§ **Objective**: Pick out each line below that contains the word "boxes", and copy those lines in full.

Dataset rows:
* BEGIN *

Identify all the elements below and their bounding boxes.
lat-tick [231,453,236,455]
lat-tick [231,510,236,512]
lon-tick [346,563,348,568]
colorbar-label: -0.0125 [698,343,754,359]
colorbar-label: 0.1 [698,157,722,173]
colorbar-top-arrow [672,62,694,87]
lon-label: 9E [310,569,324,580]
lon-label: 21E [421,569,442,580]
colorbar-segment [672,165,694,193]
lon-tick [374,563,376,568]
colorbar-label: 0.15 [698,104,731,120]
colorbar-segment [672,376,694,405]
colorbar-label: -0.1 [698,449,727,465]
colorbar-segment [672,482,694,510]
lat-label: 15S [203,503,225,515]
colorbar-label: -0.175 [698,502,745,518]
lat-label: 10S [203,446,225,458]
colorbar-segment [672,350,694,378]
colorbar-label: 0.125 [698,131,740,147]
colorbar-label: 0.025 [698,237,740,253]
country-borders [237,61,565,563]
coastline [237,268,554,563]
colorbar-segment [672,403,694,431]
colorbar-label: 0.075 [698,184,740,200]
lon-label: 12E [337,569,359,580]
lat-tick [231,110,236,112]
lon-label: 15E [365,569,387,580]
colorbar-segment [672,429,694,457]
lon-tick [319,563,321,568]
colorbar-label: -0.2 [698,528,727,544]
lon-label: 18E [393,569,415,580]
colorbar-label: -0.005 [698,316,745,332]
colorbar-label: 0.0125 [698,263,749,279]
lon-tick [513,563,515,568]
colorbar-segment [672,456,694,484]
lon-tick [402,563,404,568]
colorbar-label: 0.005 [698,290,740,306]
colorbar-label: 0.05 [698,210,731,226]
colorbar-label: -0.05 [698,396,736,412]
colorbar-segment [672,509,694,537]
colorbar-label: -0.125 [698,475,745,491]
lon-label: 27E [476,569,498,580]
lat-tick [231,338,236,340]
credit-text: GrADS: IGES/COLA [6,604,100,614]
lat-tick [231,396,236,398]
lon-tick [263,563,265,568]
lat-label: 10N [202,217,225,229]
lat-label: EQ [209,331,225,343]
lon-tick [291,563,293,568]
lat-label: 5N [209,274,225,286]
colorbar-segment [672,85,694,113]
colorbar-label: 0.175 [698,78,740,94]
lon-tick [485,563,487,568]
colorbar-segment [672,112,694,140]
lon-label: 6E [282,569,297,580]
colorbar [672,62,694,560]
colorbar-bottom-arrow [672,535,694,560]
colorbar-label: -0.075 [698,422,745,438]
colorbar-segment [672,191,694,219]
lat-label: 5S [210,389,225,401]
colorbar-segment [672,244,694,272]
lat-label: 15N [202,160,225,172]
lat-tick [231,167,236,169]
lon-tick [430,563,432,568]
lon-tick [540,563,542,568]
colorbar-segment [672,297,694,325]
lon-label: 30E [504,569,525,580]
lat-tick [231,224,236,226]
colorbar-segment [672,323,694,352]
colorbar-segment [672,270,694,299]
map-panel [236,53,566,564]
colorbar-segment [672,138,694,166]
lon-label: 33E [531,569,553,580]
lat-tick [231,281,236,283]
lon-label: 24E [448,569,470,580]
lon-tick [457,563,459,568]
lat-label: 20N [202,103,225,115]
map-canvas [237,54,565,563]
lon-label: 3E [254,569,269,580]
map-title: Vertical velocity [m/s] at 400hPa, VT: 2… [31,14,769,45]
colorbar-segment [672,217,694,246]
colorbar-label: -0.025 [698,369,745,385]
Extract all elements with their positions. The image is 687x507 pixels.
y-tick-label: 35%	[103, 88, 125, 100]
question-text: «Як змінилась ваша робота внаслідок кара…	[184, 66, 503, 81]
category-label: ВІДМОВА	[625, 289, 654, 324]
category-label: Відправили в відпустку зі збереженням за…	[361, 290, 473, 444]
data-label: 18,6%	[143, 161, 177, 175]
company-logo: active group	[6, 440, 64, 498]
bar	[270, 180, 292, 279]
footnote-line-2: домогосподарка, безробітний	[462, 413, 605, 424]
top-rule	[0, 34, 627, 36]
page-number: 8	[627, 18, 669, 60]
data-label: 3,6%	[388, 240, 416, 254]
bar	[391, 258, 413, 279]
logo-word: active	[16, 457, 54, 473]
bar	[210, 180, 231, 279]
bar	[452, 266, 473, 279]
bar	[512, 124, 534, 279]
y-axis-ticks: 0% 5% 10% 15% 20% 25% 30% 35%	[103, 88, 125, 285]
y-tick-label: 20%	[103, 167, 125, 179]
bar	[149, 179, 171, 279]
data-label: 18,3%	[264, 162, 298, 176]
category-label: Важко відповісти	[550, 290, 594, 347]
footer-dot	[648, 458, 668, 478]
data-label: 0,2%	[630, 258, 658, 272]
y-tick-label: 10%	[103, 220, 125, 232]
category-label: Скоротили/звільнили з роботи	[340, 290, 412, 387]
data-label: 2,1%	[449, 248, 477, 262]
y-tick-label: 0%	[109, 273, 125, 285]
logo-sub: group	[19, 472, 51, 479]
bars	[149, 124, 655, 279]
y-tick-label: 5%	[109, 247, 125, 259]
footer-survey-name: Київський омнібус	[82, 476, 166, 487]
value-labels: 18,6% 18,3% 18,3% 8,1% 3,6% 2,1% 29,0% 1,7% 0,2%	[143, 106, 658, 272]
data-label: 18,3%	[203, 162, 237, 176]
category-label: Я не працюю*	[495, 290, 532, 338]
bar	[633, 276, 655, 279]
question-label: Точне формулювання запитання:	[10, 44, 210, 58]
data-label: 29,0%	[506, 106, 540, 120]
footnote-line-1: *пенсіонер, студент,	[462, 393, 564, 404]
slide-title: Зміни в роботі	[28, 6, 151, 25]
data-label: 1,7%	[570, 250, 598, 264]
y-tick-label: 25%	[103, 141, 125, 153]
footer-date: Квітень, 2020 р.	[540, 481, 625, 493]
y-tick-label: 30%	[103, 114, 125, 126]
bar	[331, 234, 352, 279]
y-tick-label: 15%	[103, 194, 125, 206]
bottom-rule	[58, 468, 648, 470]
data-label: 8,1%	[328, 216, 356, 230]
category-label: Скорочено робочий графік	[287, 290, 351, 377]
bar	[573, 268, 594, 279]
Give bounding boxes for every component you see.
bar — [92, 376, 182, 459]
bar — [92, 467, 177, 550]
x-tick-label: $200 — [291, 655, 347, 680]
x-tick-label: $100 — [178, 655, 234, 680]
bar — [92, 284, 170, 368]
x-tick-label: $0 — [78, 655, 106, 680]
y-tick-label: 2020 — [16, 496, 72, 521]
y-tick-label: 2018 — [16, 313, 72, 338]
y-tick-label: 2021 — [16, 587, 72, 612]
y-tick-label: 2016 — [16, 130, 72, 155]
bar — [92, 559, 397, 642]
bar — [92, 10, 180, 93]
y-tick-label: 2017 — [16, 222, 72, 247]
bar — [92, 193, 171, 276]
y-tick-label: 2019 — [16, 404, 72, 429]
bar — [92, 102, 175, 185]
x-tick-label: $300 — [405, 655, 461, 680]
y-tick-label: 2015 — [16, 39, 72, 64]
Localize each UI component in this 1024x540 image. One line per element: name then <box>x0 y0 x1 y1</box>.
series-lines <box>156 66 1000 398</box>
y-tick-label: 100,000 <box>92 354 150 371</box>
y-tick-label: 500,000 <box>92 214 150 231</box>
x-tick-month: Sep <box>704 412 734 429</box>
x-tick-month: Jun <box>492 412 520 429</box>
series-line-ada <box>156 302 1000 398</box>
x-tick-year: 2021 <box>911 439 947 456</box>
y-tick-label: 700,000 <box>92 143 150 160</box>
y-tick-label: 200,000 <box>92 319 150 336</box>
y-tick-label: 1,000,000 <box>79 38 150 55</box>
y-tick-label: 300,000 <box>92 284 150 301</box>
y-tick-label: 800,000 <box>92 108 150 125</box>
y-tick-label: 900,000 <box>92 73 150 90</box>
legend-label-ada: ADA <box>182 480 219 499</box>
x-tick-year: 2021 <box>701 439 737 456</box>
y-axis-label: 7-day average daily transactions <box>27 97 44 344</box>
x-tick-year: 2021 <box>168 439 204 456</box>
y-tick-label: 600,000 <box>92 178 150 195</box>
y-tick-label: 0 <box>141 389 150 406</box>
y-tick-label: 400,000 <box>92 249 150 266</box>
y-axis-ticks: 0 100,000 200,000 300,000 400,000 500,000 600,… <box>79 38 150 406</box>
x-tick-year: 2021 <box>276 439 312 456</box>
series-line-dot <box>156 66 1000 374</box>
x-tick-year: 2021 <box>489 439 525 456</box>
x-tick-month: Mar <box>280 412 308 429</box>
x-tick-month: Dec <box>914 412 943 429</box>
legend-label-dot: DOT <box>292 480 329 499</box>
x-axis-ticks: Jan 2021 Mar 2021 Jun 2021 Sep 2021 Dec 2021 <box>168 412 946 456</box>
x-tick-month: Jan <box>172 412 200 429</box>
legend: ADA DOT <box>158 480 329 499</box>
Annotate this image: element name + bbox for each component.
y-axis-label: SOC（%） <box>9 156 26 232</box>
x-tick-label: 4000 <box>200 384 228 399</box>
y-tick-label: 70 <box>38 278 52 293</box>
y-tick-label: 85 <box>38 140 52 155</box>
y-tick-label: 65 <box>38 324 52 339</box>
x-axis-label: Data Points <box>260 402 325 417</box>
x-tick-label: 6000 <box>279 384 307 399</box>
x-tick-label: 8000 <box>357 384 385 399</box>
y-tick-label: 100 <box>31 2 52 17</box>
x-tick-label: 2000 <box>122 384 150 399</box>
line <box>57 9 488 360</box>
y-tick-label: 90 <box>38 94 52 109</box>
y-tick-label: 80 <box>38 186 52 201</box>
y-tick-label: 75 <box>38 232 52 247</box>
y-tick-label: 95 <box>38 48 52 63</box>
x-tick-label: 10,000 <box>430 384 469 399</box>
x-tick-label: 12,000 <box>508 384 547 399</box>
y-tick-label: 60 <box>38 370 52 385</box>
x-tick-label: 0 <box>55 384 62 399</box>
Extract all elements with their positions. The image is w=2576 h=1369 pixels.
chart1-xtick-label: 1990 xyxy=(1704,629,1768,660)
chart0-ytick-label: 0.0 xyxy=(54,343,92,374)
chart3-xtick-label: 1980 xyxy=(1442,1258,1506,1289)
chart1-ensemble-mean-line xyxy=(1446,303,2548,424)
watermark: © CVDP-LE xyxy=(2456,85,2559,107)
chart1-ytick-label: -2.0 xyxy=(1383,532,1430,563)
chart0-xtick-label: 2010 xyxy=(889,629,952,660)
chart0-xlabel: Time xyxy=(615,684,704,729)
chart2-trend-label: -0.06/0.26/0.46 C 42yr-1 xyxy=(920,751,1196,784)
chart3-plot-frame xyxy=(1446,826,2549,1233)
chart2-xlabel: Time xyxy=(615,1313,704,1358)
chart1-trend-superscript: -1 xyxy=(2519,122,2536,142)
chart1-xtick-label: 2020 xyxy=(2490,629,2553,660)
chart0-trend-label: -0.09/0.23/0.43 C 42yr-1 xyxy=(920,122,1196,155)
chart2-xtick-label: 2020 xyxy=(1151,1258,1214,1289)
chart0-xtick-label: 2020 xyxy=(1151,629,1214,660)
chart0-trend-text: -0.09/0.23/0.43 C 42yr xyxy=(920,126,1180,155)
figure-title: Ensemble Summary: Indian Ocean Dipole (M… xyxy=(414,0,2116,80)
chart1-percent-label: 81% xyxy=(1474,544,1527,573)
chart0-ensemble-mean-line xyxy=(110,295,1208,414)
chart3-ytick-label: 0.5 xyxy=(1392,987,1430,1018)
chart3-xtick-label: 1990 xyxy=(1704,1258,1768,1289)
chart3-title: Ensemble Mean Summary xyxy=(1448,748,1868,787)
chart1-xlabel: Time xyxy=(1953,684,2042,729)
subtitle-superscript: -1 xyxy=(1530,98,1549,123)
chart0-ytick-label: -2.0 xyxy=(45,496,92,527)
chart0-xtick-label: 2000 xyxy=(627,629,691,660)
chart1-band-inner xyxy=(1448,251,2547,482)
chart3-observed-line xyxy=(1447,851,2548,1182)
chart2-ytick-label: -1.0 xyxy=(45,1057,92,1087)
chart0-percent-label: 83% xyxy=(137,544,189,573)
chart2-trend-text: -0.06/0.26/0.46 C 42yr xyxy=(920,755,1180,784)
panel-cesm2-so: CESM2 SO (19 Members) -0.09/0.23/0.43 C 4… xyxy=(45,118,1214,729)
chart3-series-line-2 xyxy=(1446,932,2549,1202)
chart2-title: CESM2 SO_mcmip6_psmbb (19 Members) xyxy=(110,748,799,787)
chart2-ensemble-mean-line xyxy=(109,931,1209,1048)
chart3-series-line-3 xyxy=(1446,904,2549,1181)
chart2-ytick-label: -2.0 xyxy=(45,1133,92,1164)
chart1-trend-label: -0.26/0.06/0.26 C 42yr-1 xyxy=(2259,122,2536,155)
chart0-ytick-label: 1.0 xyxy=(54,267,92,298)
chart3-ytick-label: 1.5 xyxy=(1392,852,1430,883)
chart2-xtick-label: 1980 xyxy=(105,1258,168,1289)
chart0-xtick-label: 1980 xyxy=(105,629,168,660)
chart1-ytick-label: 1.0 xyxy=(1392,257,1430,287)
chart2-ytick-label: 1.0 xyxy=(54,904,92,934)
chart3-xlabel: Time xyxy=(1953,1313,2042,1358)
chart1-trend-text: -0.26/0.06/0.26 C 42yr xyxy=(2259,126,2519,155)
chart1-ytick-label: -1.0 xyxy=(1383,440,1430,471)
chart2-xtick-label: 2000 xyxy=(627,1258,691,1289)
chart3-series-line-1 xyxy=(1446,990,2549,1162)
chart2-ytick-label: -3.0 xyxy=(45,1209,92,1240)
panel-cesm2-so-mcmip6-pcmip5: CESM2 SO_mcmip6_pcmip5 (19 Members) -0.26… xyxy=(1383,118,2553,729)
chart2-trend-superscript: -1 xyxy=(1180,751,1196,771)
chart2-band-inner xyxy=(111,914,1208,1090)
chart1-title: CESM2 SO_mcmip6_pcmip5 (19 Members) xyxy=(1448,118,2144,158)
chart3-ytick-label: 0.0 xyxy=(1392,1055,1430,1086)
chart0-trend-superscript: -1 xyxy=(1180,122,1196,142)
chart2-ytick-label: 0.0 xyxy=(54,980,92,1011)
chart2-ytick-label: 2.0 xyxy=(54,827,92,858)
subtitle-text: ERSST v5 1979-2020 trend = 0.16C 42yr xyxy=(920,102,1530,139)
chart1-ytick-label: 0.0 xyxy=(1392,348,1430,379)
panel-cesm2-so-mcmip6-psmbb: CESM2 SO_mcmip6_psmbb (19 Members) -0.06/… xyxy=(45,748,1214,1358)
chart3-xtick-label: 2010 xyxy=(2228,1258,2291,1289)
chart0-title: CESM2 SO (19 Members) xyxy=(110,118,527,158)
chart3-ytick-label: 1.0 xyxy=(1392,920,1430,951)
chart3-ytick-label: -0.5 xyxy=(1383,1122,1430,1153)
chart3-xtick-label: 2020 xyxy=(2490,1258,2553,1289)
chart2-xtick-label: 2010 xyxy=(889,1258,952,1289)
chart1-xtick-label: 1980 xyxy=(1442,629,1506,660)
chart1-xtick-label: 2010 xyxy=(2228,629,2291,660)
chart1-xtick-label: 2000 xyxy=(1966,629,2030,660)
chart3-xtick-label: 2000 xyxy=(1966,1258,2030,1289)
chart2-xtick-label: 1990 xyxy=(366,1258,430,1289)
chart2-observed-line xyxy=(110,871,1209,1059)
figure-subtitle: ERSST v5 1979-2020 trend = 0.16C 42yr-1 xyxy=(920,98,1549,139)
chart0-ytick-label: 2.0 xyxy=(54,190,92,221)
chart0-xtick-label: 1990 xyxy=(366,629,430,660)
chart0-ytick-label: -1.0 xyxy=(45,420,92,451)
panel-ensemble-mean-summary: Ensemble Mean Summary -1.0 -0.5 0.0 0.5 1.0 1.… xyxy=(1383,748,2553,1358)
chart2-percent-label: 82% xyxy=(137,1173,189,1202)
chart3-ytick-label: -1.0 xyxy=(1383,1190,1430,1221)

* END *

§ **Task response**:
Identify all the elements below and their bounding boxes.
Give bounding boxes for every component you see.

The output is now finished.